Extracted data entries
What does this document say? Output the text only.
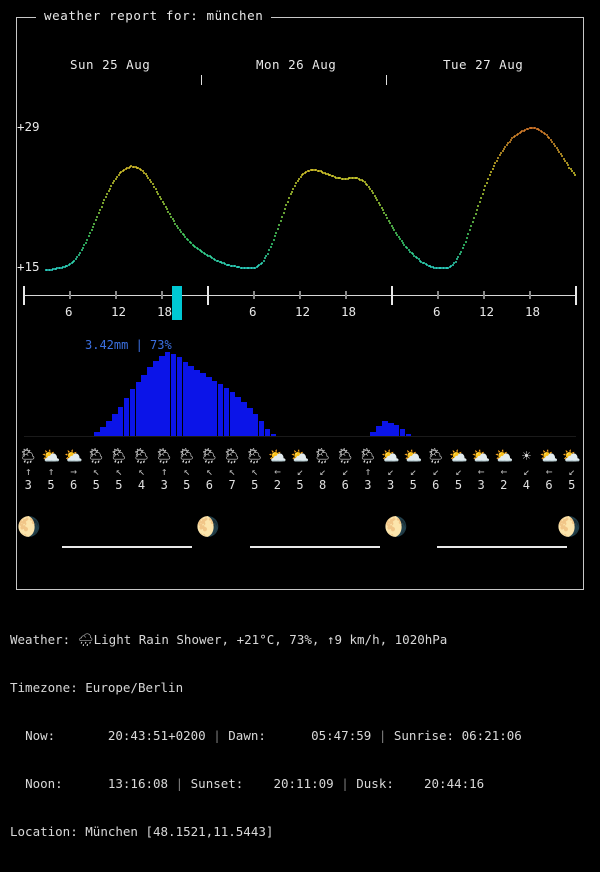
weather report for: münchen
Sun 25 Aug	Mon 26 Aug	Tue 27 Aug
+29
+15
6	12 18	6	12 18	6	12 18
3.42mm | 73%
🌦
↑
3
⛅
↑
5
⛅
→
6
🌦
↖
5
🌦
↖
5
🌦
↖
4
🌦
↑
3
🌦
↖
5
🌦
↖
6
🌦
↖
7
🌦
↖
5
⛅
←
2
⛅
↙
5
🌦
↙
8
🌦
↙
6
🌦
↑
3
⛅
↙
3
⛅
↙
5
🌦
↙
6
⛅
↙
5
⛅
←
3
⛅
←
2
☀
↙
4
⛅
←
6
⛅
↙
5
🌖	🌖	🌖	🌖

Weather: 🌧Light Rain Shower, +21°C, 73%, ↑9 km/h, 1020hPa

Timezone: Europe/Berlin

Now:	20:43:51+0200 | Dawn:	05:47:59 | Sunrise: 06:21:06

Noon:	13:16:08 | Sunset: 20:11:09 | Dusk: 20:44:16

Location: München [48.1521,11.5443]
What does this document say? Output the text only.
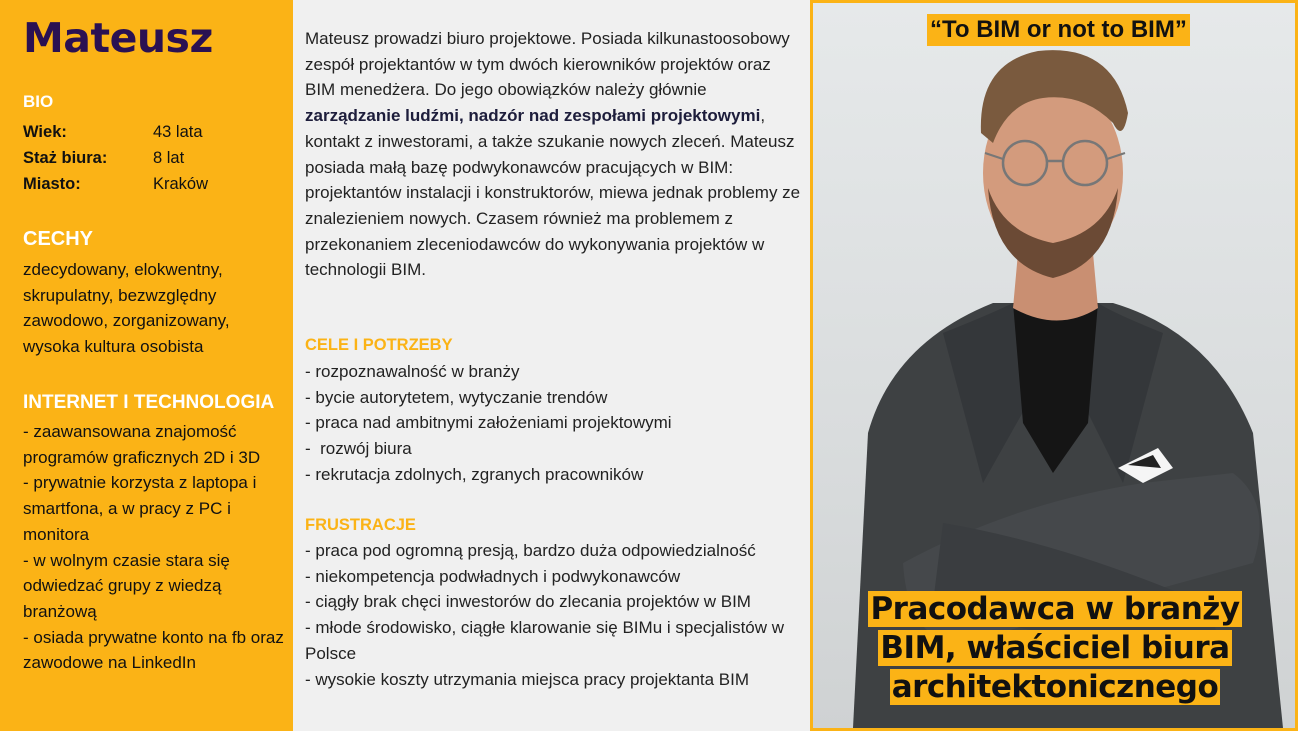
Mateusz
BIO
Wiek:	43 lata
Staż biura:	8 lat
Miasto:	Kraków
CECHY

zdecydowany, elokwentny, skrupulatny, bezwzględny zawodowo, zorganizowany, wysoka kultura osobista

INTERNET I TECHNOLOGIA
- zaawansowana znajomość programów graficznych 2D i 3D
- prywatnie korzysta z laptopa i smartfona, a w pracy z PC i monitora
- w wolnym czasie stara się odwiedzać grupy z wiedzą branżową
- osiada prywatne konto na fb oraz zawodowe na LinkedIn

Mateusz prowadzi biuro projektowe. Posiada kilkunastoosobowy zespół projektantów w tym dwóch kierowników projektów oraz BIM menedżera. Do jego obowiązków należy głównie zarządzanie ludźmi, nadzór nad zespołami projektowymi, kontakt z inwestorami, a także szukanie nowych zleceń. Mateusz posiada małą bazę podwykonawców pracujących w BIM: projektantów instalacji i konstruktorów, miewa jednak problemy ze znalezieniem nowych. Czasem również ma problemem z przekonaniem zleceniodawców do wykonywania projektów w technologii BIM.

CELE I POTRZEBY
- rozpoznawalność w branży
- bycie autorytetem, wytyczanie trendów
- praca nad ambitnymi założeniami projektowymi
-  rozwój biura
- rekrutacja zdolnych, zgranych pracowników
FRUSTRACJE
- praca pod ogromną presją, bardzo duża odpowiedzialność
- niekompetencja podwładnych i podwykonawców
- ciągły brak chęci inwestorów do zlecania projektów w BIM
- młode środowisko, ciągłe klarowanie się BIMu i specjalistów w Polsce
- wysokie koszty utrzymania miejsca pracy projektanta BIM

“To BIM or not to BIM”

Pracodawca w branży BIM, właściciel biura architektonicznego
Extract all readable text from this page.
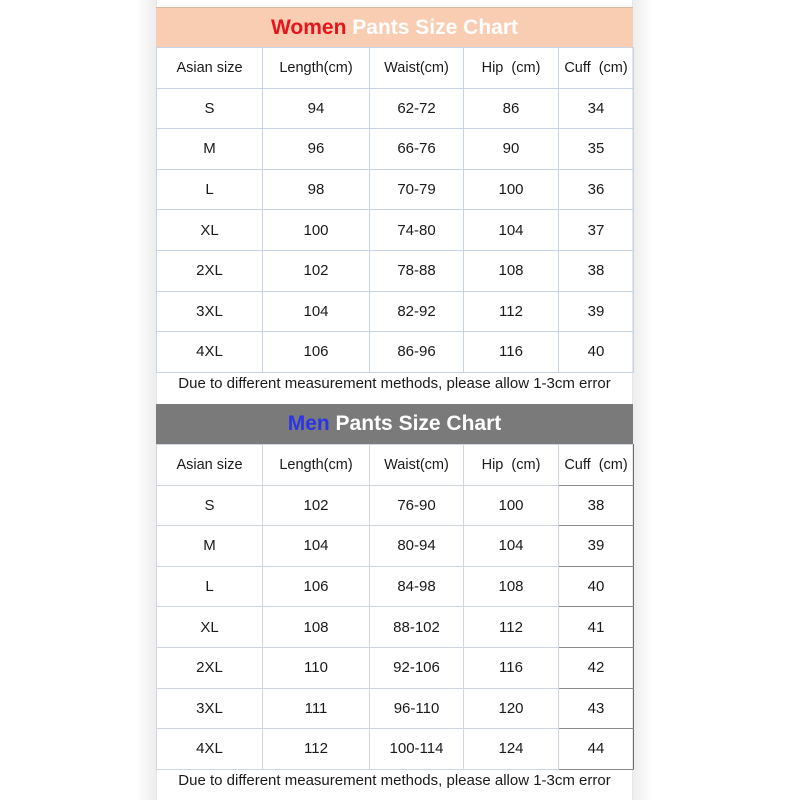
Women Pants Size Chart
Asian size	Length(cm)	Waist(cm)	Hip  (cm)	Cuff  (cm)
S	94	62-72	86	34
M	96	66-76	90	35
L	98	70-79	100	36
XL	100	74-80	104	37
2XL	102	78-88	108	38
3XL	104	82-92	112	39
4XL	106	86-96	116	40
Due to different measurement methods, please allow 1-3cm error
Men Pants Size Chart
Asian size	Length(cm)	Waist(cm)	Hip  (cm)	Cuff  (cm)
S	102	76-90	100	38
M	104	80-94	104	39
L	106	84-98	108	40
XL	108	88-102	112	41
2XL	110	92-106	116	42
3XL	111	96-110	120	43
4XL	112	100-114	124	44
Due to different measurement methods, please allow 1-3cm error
* * *
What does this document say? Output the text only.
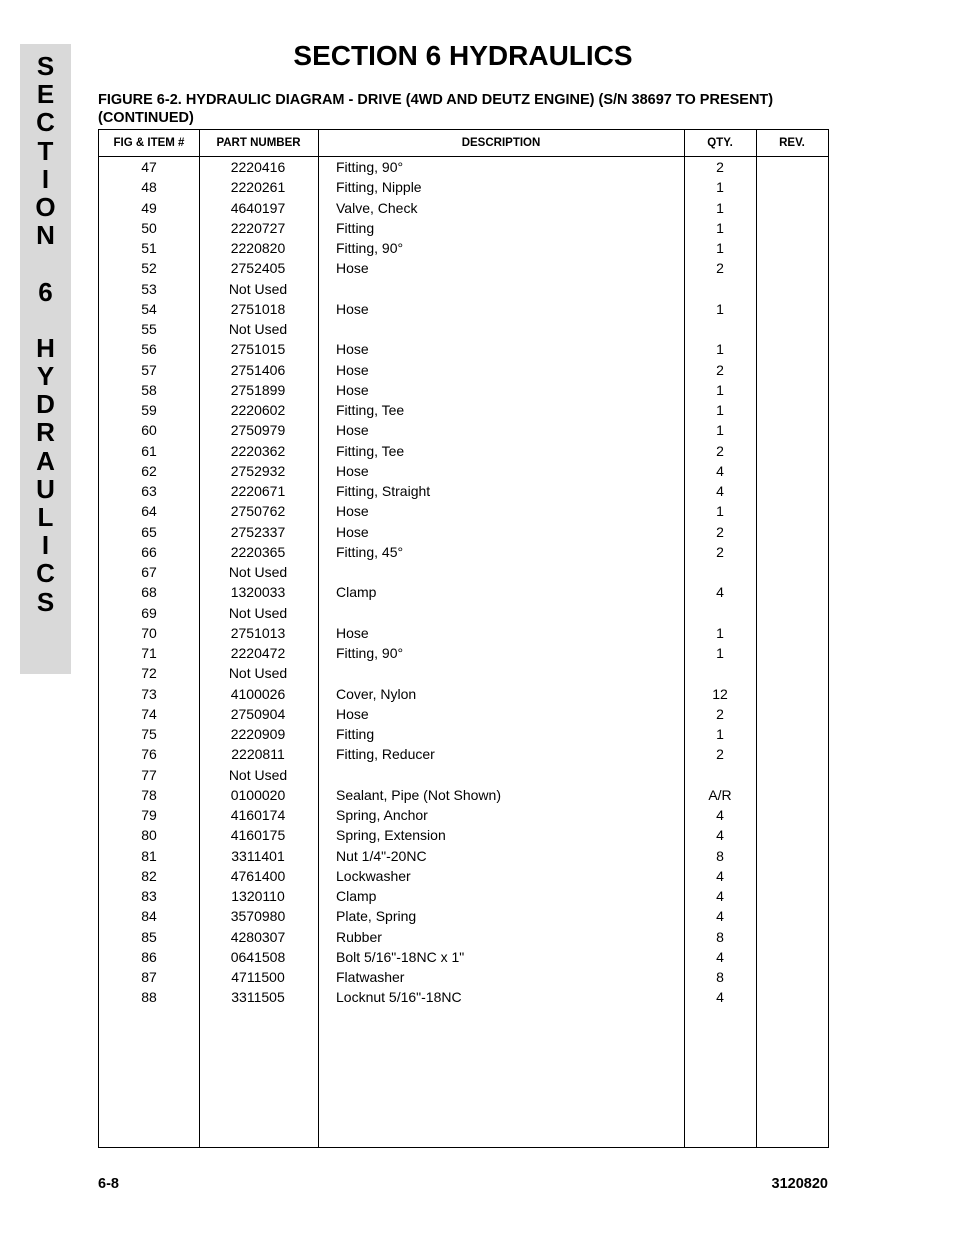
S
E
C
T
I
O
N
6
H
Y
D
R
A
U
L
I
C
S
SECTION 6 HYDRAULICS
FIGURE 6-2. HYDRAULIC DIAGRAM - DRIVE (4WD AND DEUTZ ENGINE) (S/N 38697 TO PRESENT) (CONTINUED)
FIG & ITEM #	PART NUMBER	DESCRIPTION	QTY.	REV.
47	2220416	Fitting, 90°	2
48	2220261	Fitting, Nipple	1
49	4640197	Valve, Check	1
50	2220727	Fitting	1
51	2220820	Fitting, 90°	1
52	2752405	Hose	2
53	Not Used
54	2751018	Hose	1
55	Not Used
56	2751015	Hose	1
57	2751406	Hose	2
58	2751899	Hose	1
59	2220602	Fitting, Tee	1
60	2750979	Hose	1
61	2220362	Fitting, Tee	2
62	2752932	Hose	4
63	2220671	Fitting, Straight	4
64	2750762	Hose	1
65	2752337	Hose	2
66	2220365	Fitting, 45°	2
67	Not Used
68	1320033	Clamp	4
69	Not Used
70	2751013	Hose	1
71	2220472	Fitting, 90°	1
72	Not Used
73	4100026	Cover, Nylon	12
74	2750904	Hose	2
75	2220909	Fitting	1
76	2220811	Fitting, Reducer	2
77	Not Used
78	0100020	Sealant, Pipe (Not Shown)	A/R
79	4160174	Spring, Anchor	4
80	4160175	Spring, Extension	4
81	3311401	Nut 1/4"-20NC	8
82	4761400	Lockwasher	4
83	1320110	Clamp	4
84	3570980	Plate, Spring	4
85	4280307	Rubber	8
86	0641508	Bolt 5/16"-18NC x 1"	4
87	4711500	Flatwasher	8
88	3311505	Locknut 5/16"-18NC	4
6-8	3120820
...
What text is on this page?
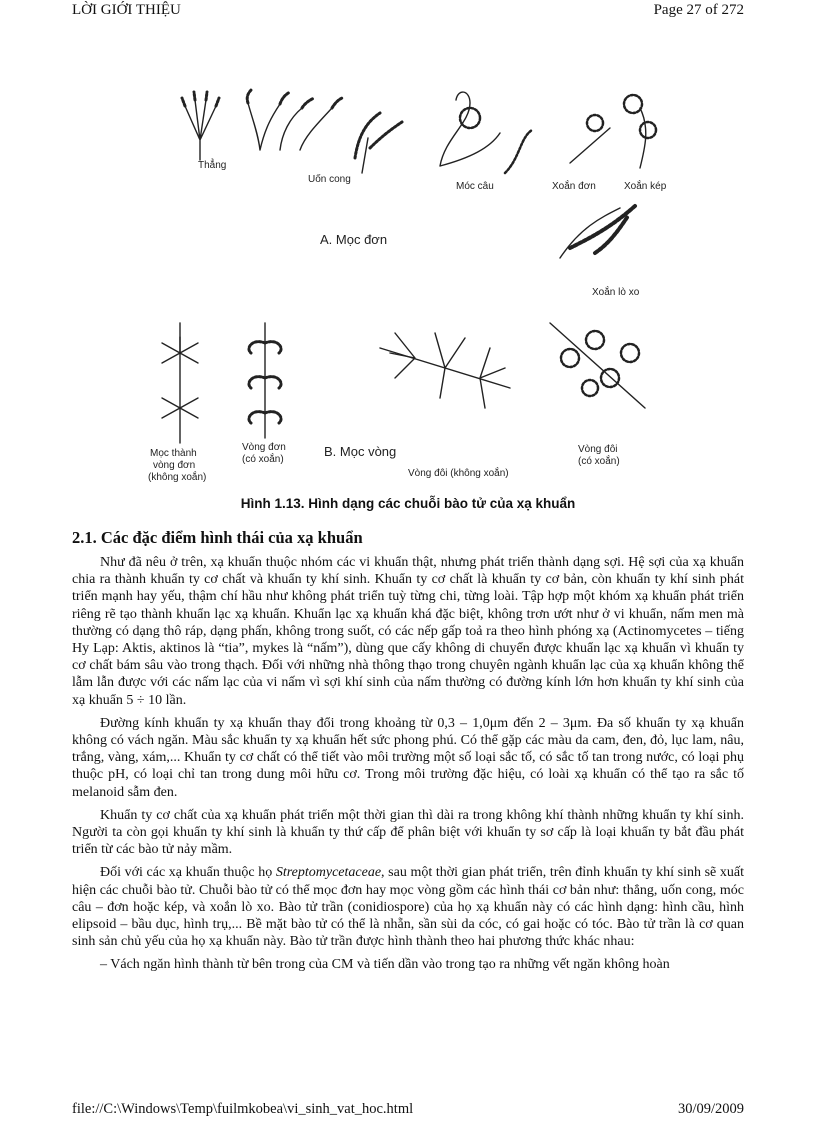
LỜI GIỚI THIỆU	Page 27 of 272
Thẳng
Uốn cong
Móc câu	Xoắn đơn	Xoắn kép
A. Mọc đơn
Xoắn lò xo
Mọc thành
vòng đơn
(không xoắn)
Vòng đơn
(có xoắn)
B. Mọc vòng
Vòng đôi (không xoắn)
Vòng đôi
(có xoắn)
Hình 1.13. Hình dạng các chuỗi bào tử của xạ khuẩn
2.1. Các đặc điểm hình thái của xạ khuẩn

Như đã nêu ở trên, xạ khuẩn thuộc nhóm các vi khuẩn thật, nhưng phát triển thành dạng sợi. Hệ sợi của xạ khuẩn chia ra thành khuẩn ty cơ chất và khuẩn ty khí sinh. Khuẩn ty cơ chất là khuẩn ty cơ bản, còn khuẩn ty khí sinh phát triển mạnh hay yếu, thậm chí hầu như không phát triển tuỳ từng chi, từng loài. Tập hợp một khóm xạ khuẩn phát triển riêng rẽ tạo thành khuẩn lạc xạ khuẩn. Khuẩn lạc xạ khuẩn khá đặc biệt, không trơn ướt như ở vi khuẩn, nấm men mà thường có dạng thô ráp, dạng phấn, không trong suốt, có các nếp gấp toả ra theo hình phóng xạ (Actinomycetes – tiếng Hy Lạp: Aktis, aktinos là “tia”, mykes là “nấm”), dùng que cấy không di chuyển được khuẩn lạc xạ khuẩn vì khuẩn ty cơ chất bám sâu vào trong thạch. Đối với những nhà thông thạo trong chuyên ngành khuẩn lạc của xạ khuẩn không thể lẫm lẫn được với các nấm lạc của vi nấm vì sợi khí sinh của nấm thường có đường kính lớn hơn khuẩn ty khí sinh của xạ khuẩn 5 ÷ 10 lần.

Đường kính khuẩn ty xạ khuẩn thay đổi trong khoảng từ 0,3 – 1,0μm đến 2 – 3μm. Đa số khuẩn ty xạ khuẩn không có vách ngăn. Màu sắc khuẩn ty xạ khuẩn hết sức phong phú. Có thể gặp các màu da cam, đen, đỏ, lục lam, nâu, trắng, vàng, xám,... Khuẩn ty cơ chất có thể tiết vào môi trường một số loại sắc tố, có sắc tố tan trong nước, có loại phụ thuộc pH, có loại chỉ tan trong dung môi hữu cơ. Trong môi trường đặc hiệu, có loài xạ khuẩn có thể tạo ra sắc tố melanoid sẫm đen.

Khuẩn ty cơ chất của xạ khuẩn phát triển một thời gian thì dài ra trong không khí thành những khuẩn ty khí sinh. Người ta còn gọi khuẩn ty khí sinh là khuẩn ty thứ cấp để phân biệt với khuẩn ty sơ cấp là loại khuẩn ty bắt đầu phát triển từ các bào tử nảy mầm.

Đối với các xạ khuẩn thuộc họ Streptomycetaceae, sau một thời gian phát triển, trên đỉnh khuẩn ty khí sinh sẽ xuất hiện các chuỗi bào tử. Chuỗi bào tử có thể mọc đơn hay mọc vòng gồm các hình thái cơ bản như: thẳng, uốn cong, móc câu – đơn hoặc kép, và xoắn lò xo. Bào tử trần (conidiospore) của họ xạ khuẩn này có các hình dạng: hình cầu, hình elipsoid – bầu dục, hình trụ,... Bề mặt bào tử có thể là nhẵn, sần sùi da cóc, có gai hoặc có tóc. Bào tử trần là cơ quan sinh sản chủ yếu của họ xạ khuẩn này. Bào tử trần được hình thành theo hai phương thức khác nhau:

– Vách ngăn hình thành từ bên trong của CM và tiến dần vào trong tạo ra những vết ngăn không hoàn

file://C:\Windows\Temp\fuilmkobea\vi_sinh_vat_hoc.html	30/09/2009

### Given task
Going through the lines above one by one, tally those with the word "biura" and give only the total.

### Solution to the problem
3